Every entry must be reproduced word for word.

Record set section start

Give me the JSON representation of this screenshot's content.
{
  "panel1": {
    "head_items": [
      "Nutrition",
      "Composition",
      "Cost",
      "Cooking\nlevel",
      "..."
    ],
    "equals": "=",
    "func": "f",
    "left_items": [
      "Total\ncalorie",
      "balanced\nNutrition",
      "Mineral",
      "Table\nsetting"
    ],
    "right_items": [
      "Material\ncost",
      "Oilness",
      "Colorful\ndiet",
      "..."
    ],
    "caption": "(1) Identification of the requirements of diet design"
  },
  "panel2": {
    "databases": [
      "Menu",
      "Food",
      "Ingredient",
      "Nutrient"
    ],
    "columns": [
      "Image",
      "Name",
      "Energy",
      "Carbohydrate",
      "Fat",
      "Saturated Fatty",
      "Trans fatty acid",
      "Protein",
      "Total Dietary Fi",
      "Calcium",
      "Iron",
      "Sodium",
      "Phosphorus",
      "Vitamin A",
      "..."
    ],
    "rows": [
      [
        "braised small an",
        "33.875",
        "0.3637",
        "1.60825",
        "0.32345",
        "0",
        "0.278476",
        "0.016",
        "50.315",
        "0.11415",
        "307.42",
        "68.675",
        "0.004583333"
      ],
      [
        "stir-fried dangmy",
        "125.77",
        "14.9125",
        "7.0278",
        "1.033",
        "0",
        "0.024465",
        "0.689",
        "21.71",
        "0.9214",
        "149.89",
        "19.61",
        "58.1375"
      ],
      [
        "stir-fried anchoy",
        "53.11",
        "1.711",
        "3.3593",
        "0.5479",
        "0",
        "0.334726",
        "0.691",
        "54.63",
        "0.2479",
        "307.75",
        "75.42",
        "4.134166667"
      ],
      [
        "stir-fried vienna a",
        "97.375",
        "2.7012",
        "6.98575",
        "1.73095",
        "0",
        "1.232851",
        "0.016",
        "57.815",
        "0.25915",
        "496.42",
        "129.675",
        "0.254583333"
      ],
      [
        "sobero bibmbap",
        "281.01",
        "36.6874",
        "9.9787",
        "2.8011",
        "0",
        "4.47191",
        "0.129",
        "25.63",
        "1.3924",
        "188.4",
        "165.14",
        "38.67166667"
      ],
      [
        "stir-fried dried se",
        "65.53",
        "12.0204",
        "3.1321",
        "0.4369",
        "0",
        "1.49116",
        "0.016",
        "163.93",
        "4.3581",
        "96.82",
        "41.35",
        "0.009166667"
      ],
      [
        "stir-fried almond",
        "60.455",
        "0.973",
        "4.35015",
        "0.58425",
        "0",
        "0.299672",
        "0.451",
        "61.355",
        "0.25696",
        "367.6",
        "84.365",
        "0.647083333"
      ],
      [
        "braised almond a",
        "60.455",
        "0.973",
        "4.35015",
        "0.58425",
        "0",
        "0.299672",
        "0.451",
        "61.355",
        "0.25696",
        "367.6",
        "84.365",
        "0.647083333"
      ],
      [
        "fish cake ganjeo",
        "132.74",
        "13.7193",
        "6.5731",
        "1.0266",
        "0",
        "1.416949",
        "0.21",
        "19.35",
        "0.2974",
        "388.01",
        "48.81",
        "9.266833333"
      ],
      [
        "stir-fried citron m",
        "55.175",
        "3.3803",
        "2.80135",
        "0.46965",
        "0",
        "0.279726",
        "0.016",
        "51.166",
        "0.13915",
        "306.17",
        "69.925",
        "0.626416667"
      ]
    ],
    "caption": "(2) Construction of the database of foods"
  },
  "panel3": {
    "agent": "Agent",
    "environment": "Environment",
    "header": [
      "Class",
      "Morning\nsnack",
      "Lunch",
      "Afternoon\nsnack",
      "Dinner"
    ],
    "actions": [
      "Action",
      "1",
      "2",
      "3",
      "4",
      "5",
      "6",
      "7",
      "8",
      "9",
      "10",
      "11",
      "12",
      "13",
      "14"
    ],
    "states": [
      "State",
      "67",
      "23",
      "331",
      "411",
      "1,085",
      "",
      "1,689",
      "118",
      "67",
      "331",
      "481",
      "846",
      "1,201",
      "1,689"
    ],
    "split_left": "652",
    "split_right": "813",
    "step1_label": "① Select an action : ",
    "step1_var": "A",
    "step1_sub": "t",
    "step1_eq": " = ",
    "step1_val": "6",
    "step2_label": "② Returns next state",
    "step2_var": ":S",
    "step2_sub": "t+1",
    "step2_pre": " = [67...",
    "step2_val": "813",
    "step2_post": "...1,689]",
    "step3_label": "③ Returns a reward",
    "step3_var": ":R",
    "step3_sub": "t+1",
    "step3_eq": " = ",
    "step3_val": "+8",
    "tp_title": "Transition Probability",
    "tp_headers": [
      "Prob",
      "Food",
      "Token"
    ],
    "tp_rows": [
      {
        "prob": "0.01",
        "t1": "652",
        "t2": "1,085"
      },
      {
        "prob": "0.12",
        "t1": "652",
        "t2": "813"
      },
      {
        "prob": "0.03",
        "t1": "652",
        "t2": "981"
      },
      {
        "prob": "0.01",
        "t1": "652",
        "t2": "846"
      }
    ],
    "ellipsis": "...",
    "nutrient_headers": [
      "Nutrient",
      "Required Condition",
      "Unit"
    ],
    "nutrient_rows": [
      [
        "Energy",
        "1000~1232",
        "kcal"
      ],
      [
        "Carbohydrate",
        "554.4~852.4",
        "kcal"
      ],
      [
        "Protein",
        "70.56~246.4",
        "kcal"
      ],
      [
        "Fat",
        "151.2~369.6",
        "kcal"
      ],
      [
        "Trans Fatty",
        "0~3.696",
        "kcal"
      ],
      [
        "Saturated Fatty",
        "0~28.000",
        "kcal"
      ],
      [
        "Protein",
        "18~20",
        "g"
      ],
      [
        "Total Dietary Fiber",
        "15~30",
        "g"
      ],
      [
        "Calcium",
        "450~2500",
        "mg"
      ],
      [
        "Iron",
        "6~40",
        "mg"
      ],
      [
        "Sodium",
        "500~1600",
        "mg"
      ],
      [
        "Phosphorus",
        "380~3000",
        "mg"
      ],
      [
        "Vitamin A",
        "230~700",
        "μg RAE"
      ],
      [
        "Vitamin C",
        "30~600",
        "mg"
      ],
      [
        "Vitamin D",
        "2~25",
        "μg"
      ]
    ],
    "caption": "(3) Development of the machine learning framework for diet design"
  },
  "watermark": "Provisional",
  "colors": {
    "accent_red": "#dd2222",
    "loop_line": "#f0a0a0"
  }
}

Record set section end

Result for this task:
Give me the JSON representation of this screenshot's content.
{
  "panel1": {
    "head_items": [
      "Nutrition",
      "Composition",
      "Cost",
      "Cooking\nlevel",
      "..."
    ],
    "equals": "=",
    "func": "f",
    "left_items": [
      "Total\ncalorie",
      "balanced\nNutrition",
      "Mineral",
      "Table\nsetting"
    ],
    "right_items": [
      "Material\ncost",
      "Oilness",
      "Colorful\ndiet",
      "..."
    ],
    "caption": "(1) Identification of the requirements of diet design"
  },
  "panel2": {
    "databases": [
      "Menu",
      "Food",
      "Ingredient",
      "Nutrient"
    ],
    "columns": [
      "Image",
      "Name",
      "Energy",
      "Carbohydrate",
      "Fat",
      "Saturated Fatty",
      "Trans fatty acid",
      "Protein",
      "Total Dietary Fi",
      "Calcium",
      "Iron",
      "Sodium",
      "Phosphorus",
      "Vitamin A",
      "..."
    ],
    "rows": [
      [
        "braised small an",
        "33.875",
        "0.3637",
        "1.60825",
        "0.32345",
        "0",
        "0.278476",
        "0.016",
        "50.315",
        "0.11415",
        "307.42",
        "68.675",
        "0.004583333"
      ],
      [
        "stir-fried dangmy",
        "125.77",
        "14.9125",
        "7.0278",
        "1.033",
        "0",
        "0.024465",
        "0.689",
        "21.71",
        "0.9214",
        "149.89",
        "19.61",
        "58.1375"
      ],
      [
        "stir-fried anchoy",
        "53.11",
        "1.711",
        "3.3593",
        "0.5479",
        "0",
        "0.334726",
        "0.691",
        "54.63",
        "0.2479",
        "307.75",
        "75.42",
        "4.134166667"
      ],
      [
        "stir-fried vienna a",
        "97.375",
        "2.7012",
        "6.98575",
        "1.73095",
        "0",
        "1.232851",
        "0.016",
        "57.815",
        "0.25915",
        "496.42",
        "129.675",
        "0.254583333"
      ],
      [
        "sobero bibmbap",
        "281.01",
        "36.6874",
        "9.9787",
        "2.8011",
        "0",
        "4.47191",
        "0.129",
        "25.63",
        "1.3924",
        "188.4",
        "165.14",
        "38.67166667"
      ],
      [
        "stir-fried dried se",
        "65.53",
        "12.0204",
        "3.1321",
        "0.4369",
        "0",
        "1.49116",
        "0.016",
        "163.93",
        "4.3581",
        "96.82",
        "41.35",
        "0.009166667"
      ],
      [
        "stir-fried almond",
        "60.455",
        "0.973",
        "4.35015",
        "0.58425",
        "0",
        "0.299672",
        "0.451",
        "61.355",
        "0.25696",
        "367.6",
        "84.365",
        "0.647083333"
      ],
      [
        "braised almond a",
        "60.455",
        "0.973",
        "4.35015",
        "0.58425",
        "0",
        "0.299672",
        "0.451",
        "61.355",
        "0.25696",
        "367.6",
        "84.365",
        "0.647083333"
      ],
      [
        "fish cake ganjeo",
        "132.74",
        "13.7193",
        "6.5731",
        "1.0266",
        "0",
        "1.416949",
        "0.21",
        "19.35",
        "0.2974",
        "388.01",
        "48.81",
        "9.266833333"
      ],
      [
        "stir-fried citron m",
        "55.175",
        "3.3803",
        "2.80135",
        "0.46965",
        "0",
        "0.279726",
        "0.016",
        "51.166",
        "0.13915",
        "306.17",
        "69.925",
        "0.626416667"
      ]
    ],
    "caption": "(2) Construction of the database of foods"
  },
  "panel3": {
    "agent": "Agent",
    "environment": "Environment",
    "header": [
      "Class",
      "Morning\nsnack",
      "Lunch",
      "Afternoon\nsnack",
      "Dinner"
    ],
    "actions": [
      "Action",
      "1",
      "2",
      "3",
      "4",
      "5",
      "6",
      "7",
      "8",
      "9",
      "10",
      "11",
      "12",
      "13",
      "14"
    ],
    "states": [
      "State",
      "67",
      "23",
      "331",
      "411",
      "1,085",
      "",
      "1,689",
      "118",
      "67",
      "331",
      "481",
      "846",
      "1,201",
      "1,689"
    ],
    "split_left": "652",
    "split_right": "813",
    "step1_label": "① Select an action : ",
    "step1_var": "A",
    "step1_sub": "t",
    "step1_eq": " = ",
    "step1_val": "6",
    "step2_label": "② Returns next state",
    "step2_var": ":S",
    "step2_sub": "t+1",
    "step2_pre": " = [67...",
    "step2_val": "813",
    "step2_post": "...1,689]",
    "step3_label": "③ Returns a reward",
    "step3_var": ":R",
    "step3_sub": "t+1",
    "step3_eq": " = ",
    "step3_val": "+8",
    "tp_title": "Transition Probability",
    "tp_headers": [
      "Prob",
      "Food",
      "Token"
    ],
    "tp_rows": [
      {
        "prob": "0.01",
        "t1": "652",
        "t2": "1,085"
      },
      {
        "prob": "0.12",
        "t1": "652",
        "t2": "813"
      },
      {
        "prob": "0.03",
        "t1": "652",
        "t2": "981"
      },
      {
        "prob": "0.01",
        "t1": "652",
        "t2": "846"
      }
    ],
    "ellipsis": "...",
    "nutrient_headers": [
      "Nutrient",
      "Required Condition",
      "Unit"
    ],
    "nutrient_rows": [
      [
        "Energy",
        "1000~1232",
        "kcal"
      ],
      [
        "Carbohydrate",
        "554.4~852.4",
        "kcal"
      ],
      [
        "Protein",
        "70.56~246.4",
        "kcal"
      ],
      [
        "Fat",
        "151.2~369.6",
        "kcal"
      ],
      [
        "Trans Fatty",
        "0~3.696",
        "kcal"
      ],
      [
        "Saturated Fatty",
        "0~28.000",
        "kcal"
      ],
      [
        "Protein",
        "18~20",
        "g"
      ],
      [
        "Total Dietary Fiber",
        "15~30",
        "g"
      ],
      [
        "Calcium",
        "450~2500",
        "mg"
      ],
      [
        "Iron",
        "6~40",
        "mg"
      ],
      [
        "Sodium",
        "500~1600",
        "mg"
      ],
      [
        "Phosphorus",
        "380~3000",
        "mg"
      ],
      [
        "Vitamin A",
        "230~700",
        "μg RAE"
      ],
      [
        "Vitamin C",
        "30~600",
        "mg"
      ],
      [
        "Vitamin D",
        "2~25",
        "μg"
      ]
    ],
    "caption": "(3) Development of the machine learning framework for diet design"
  },
  "watermark": "Provisional",
  "colors": {
    "accent_red": "#dd2222",
    "loop_line": "#f0a0a0"
  }
}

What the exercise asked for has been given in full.